GIVEN PROBLEM – What is the count of lines in the listing below that hold the string "placeholder"? Reply with that number alone.

PROVIDED RECORDS –
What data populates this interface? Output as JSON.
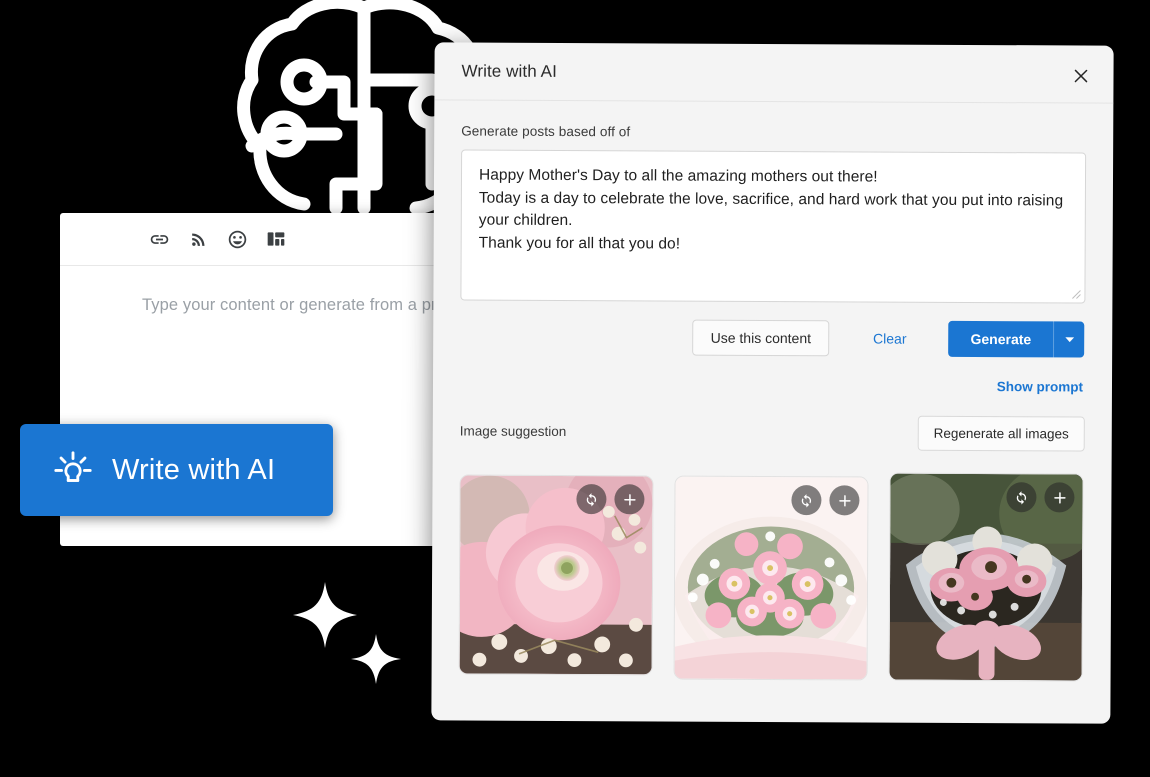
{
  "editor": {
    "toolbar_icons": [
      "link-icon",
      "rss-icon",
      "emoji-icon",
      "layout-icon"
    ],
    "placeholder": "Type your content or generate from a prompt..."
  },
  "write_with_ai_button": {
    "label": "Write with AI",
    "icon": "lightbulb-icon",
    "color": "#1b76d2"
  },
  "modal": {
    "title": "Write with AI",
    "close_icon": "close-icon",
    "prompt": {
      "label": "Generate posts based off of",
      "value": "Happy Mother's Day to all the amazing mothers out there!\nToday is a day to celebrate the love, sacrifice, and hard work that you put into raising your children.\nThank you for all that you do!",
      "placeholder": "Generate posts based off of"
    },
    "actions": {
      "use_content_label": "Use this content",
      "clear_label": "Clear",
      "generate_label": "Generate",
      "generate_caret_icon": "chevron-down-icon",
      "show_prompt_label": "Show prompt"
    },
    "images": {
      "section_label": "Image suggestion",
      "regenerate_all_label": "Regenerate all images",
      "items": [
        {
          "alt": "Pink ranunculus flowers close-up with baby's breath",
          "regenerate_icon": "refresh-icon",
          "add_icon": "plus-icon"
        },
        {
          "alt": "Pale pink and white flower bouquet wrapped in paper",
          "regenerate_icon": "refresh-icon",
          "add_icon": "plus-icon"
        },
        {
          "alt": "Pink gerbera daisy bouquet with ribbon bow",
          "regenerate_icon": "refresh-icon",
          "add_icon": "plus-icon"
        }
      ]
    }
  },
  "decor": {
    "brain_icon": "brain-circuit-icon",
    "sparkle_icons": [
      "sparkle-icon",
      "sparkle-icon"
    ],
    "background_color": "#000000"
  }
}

SOLUTION TO THIS PROBLEM – 2